Stored items from a collection

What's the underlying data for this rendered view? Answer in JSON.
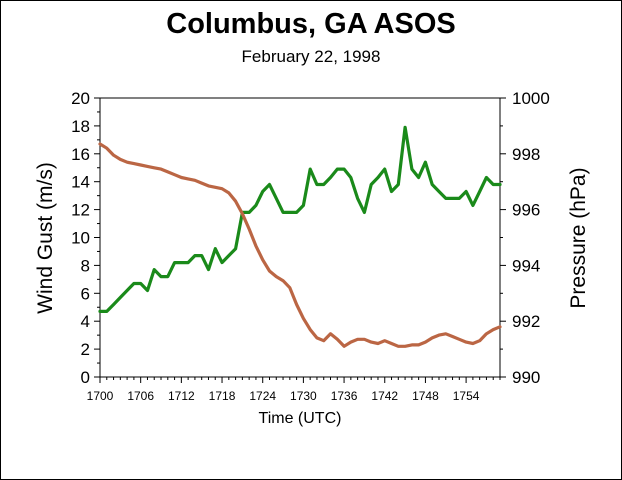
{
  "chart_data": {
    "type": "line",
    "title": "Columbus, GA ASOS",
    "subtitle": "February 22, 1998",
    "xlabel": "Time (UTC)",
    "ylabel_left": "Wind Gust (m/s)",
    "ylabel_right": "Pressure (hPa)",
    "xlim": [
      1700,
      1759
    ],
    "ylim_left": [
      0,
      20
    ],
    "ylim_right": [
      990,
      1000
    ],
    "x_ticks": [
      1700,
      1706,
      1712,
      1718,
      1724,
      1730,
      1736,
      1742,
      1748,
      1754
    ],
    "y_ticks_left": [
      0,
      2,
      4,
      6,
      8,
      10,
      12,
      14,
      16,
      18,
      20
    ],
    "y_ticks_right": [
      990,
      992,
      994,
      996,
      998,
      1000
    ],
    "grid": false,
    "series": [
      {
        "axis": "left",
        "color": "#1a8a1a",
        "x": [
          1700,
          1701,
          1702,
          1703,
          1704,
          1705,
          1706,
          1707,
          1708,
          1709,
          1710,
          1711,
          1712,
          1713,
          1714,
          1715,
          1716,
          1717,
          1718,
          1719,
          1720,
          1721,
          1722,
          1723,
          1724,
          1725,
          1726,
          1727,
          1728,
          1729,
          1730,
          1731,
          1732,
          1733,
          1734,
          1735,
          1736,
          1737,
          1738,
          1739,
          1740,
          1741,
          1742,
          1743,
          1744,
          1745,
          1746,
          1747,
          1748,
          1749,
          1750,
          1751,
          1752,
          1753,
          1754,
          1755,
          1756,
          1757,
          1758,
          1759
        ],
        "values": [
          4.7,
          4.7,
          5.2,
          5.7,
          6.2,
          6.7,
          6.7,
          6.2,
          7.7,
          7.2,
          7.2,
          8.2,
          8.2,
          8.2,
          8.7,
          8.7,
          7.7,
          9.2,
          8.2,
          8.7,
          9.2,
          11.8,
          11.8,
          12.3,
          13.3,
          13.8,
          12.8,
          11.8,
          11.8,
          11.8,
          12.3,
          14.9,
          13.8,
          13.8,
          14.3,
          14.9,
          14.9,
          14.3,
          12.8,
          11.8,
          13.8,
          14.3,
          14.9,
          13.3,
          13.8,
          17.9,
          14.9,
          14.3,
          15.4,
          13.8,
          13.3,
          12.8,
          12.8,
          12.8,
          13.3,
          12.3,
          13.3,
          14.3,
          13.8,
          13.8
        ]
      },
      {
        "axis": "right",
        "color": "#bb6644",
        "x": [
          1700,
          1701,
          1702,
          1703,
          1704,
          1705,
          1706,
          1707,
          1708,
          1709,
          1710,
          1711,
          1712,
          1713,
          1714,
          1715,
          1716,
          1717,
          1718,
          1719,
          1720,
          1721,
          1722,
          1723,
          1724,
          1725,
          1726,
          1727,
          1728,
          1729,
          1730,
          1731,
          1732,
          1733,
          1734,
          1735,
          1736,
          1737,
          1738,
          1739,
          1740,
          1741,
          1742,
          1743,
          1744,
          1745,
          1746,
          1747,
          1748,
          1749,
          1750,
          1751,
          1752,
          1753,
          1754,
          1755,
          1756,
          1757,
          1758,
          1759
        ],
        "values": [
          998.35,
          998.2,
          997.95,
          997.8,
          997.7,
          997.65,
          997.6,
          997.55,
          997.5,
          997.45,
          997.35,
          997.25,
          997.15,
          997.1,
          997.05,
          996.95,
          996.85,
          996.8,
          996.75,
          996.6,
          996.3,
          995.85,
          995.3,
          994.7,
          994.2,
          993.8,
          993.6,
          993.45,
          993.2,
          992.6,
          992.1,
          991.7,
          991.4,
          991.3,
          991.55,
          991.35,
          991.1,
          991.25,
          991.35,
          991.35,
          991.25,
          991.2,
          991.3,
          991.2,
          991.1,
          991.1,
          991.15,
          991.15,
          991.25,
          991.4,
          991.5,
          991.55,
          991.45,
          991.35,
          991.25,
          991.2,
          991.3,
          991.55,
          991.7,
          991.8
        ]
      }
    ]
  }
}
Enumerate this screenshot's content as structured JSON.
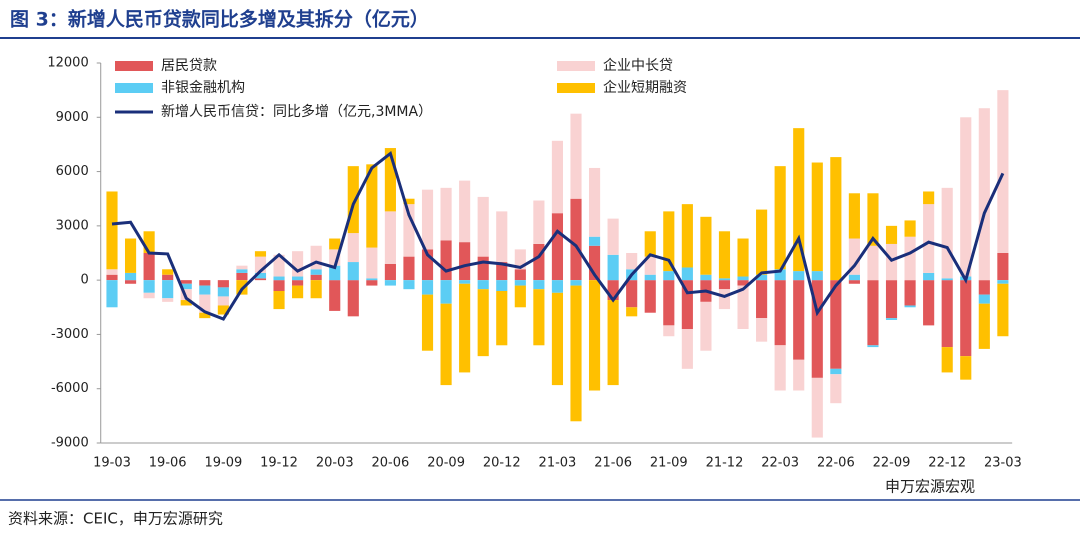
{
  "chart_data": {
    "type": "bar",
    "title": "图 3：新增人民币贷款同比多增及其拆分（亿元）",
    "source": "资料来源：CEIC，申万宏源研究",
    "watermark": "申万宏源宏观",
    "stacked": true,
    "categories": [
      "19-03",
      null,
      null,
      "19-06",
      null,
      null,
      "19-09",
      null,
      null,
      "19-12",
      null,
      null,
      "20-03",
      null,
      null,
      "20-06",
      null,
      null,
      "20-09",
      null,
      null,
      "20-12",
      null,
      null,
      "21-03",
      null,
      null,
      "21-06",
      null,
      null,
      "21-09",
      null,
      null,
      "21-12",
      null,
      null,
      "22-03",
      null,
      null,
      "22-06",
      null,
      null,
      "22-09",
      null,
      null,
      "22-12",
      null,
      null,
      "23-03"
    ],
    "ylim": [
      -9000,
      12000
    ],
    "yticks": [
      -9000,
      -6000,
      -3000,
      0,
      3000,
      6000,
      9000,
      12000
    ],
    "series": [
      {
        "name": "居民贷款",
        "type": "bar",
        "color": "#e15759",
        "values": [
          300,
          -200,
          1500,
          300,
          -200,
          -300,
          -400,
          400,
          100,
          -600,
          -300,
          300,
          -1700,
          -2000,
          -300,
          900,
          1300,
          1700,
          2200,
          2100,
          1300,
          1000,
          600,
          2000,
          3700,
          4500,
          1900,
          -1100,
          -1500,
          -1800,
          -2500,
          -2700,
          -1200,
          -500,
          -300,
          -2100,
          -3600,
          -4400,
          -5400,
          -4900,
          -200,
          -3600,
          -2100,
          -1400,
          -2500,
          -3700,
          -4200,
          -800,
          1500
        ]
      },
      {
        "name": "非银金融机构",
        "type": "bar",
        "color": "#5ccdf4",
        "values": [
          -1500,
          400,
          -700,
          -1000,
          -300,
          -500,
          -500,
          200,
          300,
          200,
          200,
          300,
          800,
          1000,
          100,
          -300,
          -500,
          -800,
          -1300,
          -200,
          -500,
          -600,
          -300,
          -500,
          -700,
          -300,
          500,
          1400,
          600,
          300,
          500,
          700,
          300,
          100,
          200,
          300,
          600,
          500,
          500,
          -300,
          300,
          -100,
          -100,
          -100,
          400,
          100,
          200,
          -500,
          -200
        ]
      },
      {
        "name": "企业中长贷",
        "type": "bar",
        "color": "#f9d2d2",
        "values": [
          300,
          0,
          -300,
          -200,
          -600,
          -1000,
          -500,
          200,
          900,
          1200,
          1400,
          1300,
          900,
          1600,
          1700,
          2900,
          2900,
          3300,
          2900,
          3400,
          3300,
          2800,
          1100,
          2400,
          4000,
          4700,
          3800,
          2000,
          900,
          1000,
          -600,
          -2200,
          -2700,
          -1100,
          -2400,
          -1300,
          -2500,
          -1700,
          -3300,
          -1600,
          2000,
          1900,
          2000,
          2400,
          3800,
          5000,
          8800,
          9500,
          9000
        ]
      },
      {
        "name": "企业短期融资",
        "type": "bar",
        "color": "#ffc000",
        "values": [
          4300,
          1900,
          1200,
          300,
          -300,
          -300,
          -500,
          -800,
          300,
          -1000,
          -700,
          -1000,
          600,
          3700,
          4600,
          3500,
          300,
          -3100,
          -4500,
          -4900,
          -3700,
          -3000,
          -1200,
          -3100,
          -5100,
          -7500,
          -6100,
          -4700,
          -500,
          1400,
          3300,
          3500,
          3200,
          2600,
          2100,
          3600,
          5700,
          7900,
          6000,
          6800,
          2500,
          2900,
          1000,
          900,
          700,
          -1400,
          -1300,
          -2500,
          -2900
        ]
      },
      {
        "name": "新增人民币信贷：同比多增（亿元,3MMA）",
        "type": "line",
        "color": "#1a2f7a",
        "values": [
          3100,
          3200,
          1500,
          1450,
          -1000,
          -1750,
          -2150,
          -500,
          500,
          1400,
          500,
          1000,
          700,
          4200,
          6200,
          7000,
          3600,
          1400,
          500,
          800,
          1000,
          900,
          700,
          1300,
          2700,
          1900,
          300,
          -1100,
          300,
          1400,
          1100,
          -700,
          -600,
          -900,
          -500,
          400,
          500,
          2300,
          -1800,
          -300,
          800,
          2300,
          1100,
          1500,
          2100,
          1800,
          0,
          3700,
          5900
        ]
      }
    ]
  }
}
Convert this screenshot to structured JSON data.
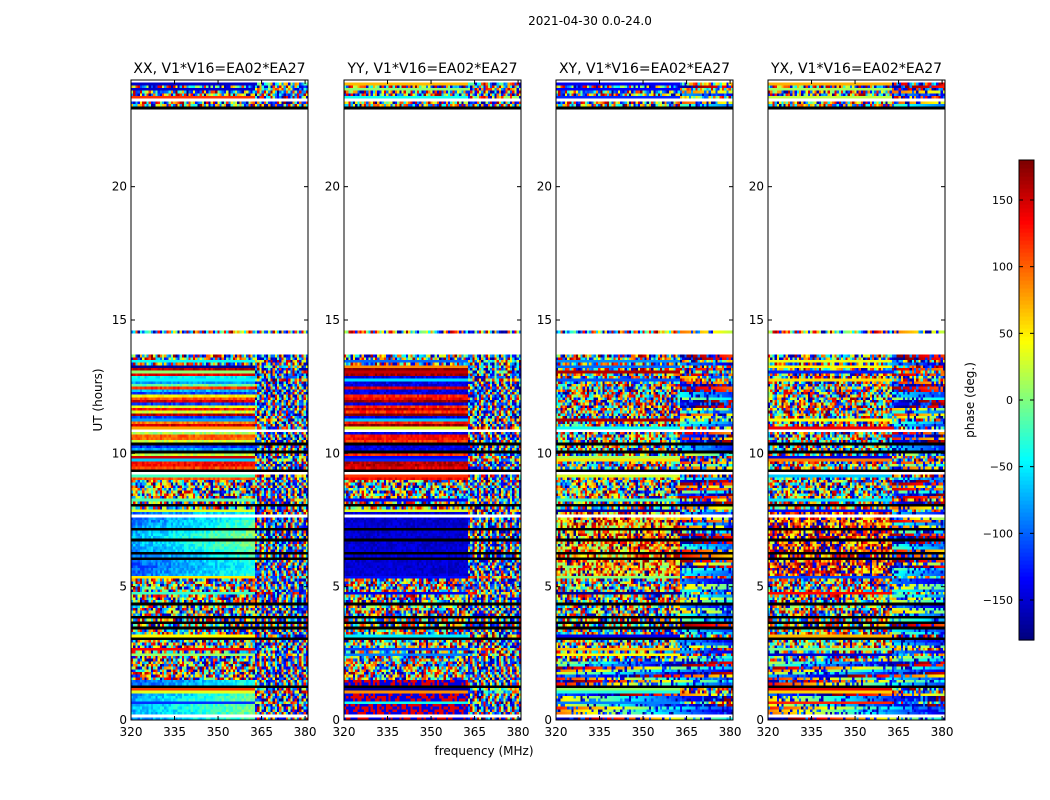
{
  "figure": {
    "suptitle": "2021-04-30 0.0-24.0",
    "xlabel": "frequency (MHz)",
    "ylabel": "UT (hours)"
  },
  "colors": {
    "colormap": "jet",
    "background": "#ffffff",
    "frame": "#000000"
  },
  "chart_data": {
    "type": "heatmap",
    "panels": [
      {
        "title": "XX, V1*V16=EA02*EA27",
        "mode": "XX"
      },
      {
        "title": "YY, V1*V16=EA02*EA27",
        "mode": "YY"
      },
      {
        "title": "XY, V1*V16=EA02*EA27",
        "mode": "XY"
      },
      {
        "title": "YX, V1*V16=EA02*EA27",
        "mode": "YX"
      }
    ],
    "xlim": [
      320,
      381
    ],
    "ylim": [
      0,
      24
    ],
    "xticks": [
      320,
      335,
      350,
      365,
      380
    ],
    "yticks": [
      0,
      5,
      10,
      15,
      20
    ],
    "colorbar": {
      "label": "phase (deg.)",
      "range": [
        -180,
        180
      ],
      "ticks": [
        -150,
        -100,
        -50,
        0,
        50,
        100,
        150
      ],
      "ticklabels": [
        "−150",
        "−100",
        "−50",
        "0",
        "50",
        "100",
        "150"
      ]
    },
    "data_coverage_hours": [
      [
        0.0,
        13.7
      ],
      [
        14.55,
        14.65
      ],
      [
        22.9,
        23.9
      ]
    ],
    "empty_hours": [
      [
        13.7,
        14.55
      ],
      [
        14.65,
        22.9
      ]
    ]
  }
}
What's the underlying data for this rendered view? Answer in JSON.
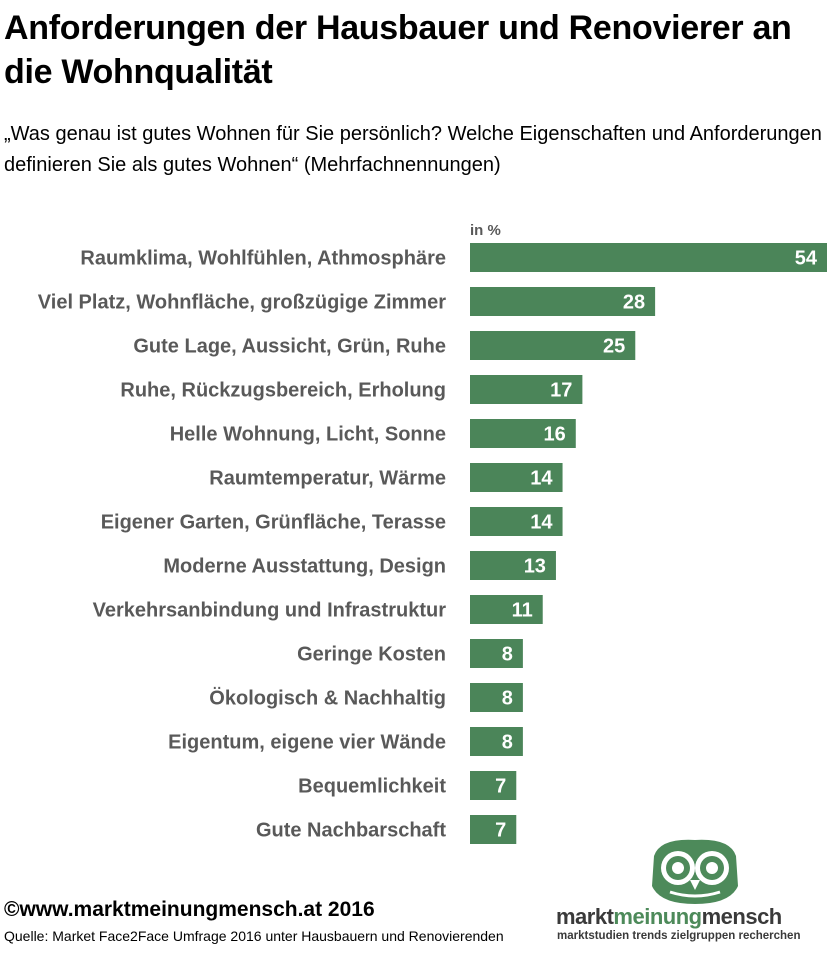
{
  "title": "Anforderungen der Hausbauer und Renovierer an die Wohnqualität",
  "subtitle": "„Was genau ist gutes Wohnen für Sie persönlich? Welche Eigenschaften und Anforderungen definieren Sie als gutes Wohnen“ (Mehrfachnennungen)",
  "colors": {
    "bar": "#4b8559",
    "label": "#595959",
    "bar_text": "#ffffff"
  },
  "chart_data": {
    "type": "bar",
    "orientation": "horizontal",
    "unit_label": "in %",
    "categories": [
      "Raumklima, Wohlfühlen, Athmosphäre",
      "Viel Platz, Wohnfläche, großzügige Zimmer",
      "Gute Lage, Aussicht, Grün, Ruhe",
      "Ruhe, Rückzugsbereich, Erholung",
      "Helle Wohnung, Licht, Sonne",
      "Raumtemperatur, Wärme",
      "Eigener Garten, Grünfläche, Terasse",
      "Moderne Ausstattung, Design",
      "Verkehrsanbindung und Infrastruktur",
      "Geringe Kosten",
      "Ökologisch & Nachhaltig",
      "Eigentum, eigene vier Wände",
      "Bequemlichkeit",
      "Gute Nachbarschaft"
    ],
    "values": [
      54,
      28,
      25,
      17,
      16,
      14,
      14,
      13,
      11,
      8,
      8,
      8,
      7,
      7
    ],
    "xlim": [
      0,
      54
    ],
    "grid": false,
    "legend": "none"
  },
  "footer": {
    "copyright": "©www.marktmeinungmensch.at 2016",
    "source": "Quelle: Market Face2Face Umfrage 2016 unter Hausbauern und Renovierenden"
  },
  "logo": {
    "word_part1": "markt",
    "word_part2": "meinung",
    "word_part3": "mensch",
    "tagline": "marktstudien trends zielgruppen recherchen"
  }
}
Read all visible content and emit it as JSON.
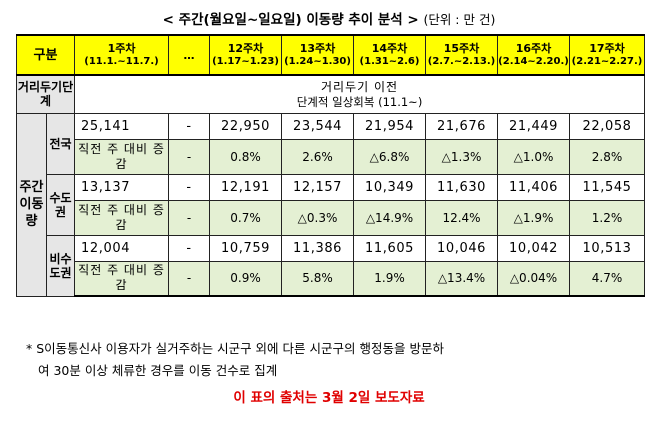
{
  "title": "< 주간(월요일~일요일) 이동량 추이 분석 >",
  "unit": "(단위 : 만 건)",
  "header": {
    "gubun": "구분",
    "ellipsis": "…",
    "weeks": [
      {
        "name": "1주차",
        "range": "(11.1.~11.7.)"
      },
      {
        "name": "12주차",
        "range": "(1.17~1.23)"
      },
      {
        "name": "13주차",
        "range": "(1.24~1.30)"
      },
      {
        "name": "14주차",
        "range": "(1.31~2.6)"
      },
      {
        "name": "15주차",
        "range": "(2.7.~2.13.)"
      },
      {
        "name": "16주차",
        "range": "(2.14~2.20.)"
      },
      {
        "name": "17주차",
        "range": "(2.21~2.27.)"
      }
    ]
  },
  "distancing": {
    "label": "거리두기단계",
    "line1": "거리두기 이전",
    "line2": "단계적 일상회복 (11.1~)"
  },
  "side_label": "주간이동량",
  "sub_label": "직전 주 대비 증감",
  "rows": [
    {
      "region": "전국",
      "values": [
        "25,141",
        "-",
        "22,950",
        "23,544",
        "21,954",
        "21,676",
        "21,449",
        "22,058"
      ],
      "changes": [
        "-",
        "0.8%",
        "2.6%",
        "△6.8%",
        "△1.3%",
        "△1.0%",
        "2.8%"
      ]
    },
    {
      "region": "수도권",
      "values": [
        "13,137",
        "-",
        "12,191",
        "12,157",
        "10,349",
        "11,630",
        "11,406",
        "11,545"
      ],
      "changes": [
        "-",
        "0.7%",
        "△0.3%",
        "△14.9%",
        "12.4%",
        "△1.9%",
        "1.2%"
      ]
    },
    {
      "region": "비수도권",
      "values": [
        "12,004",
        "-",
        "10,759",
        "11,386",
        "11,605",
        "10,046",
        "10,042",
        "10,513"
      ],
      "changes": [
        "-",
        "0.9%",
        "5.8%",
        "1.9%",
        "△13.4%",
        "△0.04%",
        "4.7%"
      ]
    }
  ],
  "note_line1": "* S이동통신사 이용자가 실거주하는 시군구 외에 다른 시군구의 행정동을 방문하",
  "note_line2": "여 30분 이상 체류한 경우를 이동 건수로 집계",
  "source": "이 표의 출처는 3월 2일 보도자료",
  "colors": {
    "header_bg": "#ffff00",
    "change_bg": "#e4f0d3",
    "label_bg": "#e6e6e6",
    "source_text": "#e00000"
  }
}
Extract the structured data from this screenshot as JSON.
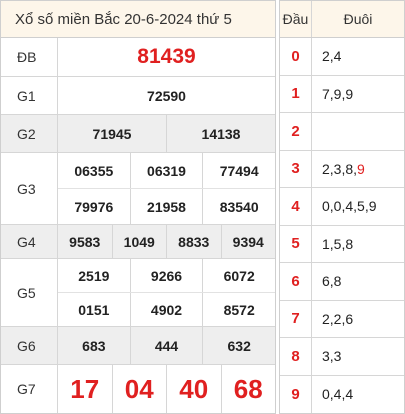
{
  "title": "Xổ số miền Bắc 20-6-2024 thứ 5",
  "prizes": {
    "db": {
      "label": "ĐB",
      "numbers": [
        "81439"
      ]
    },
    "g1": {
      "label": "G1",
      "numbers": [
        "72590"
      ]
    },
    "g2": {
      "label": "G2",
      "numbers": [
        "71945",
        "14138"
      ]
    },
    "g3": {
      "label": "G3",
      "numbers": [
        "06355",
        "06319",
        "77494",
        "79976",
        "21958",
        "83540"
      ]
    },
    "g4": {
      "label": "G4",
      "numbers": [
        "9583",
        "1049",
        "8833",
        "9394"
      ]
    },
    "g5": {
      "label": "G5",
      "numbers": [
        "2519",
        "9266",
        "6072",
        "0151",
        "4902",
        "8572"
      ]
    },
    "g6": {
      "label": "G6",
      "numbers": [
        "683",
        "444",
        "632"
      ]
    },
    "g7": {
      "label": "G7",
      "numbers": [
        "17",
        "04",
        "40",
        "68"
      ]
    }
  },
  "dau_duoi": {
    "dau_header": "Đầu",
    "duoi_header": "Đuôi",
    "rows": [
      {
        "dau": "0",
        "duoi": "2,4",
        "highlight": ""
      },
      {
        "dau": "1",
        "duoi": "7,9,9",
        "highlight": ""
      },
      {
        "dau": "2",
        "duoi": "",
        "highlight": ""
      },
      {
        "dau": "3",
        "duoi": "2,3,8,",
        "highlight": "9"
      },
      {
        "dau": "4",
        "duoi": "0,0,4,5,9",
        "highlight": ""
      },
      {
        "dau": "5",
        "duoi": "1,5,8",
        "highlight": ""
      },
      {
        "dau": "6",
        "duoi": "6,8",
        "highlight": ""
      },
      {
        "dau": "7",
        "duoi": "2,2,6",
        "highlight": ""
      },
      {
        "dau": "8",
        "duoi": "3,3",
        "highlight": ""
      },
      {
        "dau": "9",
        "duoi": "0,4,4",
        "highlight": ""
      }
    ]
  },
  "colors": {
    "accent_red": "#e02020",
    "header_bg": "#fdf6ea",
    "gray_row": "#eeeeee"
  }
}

▶ [AIM OF THE TASK]:
Gather from the records above every line containing the string "structured".

▶ [THE RESPONSE]:
Enumerate this screenshot's content as structured JSON.
Convert this screenshot to structured JSON data.
Extract the structured data from this screenshot as JSON.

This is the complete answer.